Directive: Make an exact copy of the entries below.

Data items
>>

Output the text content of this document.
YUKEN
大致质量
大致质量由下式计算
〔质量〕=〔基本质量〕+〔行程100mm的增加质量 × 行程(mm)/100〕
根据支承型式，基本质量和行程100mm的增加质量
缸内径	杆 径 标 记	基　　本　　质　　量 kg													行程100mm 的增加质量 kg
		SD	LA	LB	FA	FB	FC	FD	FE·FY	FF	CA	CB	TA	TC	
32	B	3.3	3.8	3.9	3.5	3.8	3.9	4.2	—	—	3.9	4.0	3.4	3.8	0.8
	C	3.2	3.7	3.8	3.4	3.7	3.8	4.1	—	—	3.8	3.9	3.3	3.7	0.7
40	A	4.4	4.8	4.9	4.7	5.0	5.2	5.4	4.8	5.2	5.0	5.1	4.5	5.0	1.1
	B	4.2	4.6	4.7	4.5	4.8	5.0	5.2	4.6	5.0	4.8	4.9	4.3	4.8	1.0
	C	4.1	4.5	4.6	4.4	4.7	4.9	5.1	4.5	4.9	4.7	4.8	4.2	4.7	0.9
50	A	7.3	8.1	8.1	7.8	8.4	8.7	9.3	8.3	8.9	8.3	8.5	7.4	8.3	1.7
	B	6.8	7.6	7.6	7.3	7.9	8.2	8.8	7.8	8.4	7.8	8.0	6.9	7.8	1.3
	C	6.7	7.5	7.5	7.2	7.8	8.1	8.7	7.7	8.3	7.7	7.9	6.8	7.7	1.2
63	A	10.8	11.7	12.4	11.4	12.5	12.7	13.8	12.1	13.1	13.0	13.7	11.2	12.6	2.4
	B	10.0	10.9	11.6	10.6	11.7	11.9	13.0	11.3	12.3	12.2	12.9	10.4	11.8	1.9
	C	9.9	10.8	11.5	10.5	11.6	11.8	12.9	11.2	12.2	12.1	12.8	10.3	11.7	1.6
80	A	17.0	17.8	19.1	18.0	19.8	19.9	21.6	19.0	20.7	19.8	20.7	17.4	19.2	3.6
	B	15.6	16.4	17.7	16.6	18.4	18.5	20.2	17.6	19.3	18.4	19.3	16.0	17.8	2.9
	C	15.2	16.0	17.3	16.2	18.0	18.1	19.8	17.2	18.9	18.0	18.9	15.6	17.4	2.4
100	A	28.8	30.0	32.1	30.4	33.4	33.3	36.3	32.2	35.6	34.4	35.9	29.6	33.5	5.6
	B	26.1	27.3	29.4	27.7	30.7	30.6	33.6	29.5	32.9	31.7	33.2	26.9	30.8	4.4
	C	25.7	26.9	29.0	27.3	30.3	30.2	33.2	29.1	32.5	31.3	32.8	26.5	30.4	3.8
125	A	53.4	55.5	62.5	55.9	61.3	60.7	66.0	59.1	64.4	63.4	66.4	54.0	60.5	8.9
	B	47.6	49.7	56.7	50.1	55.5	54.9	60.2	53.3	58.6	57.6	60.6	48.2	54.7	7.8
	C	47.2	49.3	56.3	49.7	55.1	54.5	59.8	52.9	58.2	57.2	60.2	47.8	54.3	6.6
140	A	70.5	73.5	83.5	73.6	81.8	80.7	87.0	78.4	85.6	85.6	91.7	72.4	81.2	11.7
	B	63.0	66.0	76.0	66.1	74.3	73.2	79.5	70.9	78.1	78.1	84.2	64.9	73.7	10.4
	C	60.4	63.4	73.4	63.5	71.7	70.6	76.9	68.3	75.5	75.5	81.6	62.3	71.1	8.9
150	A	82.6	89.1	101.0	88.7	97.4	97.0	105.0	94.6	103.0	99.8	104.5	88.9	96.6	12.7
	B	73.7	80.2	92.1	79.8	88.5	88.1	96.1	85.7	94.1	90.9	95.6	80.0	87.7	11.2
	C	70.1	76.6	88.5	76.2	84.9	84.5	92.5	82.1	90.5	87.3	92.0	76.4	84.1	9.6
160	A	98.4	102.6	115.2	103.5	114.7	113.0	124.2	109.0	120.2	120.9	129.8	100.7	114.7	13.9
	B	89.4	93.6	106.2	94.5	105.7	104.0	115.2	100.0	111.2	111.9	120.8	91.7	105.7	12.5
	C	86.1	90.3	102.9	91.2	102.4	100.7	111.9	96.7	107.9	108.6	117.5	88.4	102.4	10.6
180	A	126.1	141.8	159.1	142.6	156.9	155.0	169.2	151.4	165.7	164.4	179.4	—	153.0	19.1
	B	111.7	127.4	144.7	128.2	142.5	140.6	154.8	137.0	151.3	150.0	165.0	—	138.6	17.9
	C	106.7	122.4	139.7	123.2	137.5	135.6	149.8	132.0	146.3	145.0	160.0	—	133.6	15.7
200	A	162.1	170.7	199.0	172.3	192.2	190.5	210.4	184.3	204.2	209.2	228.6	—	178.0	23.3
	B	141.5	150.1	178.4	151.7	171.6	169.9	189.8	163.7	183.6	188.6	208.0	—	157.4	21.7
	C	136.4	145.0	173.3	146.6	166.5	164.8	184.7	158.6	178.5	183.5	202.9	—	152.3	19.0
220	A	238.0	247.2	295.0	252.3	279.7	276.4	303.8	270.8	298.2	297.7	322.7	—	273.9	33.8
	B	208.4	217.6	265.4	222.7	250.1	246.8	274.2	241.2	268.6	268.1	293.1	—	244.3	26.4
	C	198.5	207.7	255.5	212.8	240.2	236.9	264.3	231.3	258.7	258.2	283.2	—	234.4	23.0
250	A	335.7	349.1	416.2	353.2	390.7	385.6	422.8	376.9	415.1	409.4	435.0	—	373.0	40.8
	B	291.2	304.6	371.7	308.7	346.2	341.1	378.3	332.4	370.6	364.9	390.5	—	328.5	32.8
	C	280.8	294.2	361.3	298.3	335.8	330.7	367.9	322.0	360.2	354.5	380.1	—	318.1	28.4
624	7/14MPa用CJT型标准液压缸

<<

Answer to the exercise:
Output the text content of this document.
YUKEN
大致质量
大致质量由下式计算
〔质量〕=〔基本质量〕+〔行程100mm的增加质量 × 行程(mm)/100〕
根据支承型式，基本质量和行程100mm的增加质量
缸内径	杆 径 标 记	基　　本　　质　　量 kg													行程100mm 的增加质量 kg
		SD	LA	LB	FA	FB	FC	FD	FE·FY	FF	CA	CB	TA	TC	
32	B	3.3	3.8	3.9	3.5	3.8	3.9	4.2	—	—	3.9	4.0	3.4	3.8	0.8
	C	3.2	3.7	3.8	3.4	3.7	3.8	4.1	—	—	3.8	3.9	3.3	3.7	0.7
40	A	4.4	4.8	4.9	4.7	5.0	5.2	5.4	4.8	5.2	5.0	5.1	4.5	5.0	1.1
	B	4.2	4.6	4.7	4.5	4.8	5.0	5.2	4.6	5.0	4.8	4.9	4.3	4.8	1.0
	C	4.1	4.5	4.6	4.4	4.7	4.9	5.1	4.5	4.9	4.7	4.8	4.2	4.7	0.9
50	A	7.3	8.1	8.1	7.8	8.4	8.7	9.3	8.3	8.9	8.3	8.5	7.4	8.3	1.7
	B	6.8	7.6	7.6	7.3	7.9	8.2	8.8	7.8	8.4	7.8	8.0	6.9	7.8	1.3
	C	6.7	7.5	7.5	7.2	7.8	8.1	8.7	7.7	8.3	7.7	7.9	6.8	7.7	1.2
63	A	10.8	11.7	12.4	11.4	12.5	12.7	13.8	12.1	13.1	13.0	13.7	11.2	12.6	2.4
	B	10.0	10.9	11.6	10.6	11.7	11.9	13.0	11.3	12.3	12.2	12.9	10.4	11.8	1.9
	C	9.9	10.8	11.5	10.5	11.6	11.8	12.9	11.2	12.2	12.1	12.8	10.3	11.7	1.6
80	A	17.0	17.8	19.1	18.0	19.8	19.9	21.6	19.0	20.7	19.8	20.7	17.4	19.2	3.6
	B	15.6	16.4	17.7	16.6	18.4	18.5	20.2	17.6	19.3	18.4	19.3	16.0	17.8	2.9
	C	15.2	16.0	17.3	16.2	18.0	18.1	19.8	17.2	18.9	18.0	18.9	15.6	17.4	2.4
100	A	28.8	30.0	32.1	30.4	33.4	33.3	36.3	32.2	35.6	34.4	35.9	29.6	33.5	5.6
	B	26.1	27.3	29.4	27.7	30.7	30.6	33.6	29.5	32.9	31.7	33.2	26.9	30.8	4.4
	C	25.7	26.9	29.0	27.3	30.3	30.2	33.2	29.1	32.5	31.3	32.8	26.5	30.4	3.8
125	A	53.4	55.5	62.5	55.9	61.3	60.7	66.0	59.1	64.4	63.4	66.4	54.0	60.5	8.9
	B	47.6	49.7	56.7	50.1	55.5	54.9	60.2	53.3	58.6	57.6	60.6	48.2	54.7	7.8
	C	47.2	49.3	56.3	49.7	55.1	54.5	59.8	52.9	58.2	57.2	60.2	47.8	54.3	6.6
140	A	70.5	73.5	83.5	73.6	81.8	80.7	87.0	78.4	85.6	85.6	91.7	72.4	81.2	11.7
	B	63.0	66.0	76.0	66.1	74.3	73.2	79.5	70.9	78.1	78.1	84.2	64.9	73.7	10.4
	C	60.4	63.4	73.4	63.5	71.7	70.6	76.9	68.3	75.5	75.5	81.6	62.3	71.1	8.9
150	A	82.6	89.1	101.0	88.7	97.4	97.0	105.0	94.6	103.0	99.8	104.5	88.9	96.6	12.7
	B	73.7	80.2	92.1	79.8	88.5	88.1	96.1	85.7	94.1	90.9	95.6	80.0	87.7	11.2
	C	70.1	76.6	88.5	76.2	84.9	84.5	92.5	82.1	90.5	87.3	92.0	76.4	84.1	9.6
160	A	98.4	102.6	115.2	103.5	114.7	113.0	124.2	109.0	120.2	120.9	129.8	100.7	114.7	13.9
	B	89.4	93.6	106.2	94.5	105.7	104.0	115.2	100.0	111.2	111.9	120.8	91.7	105.7	12.5
	C	86.1	90.3	102.9	91.2	102.4	100.7	111.9	96.7	107.9	108.6	117.5	88.4	102.4	10.6
180	A	126.1	141.8	159.1	142.6	156.9	155.0	169.2	151.4	165.7	164.4	179.4	—	153.0	19.1
	B	111.7	127.4	144.7	128.2	142.5	140.6	154.8	137.0	151.3	150.0	165.0	—	138.6	17.9
	C	106.7	122.4	139.7	123.2	137.5	135.6	149.8	132.0	146.3	145.0	160.0	—	133.6	15.7
200	A	162.1	170.7	199.0	172.3	192.2	190.5	210.4	184.3	204.2	209.2	228.6	—	178.0	23.3
	B	141.5	150.1	178.4	151.7	171.6	169.9	189.8	163.7	183.6	188.6	208.0	—	157.4	21.7
	C	136.4	145.0	173.3	146.6	166.5	164.8	184.7	158.6	178.5	183.5	202.9	—	152.3	19.0
220	A	238.0	247.2	295.0	252.3	279.7	276.4	303.8	270.8	298.2	297.7	322.7	—	273.9	33.8
	B	208.4	217.6	265.4	222.7	250.1	246.8	274.2	241.2	268.6	268.1	293.1	—	244.3	26.4
	C	198.5	207.7	255.5	212.8	240.2	236.9	264.3	231.3	258.7	258.2	283.2	—	234.4	23.0
250	A	335.7	349.1	416.2	353.2	390.7	385.6	422.8	376.9	415.1	409.4	435.0	—	373.0	40.8
	B	291.2	304.6	371.7	308.7	346.2	341.1	378.3	332.4	370.6	364.9	390.5	—	328.5	32.8
	C	280.8	294.2	361.3	298.3	335.8	330.7	367.9	322.0	360.2	354.5	380.1	—	318.1	28.4
624	7/14MPa用CJT型标准液压缸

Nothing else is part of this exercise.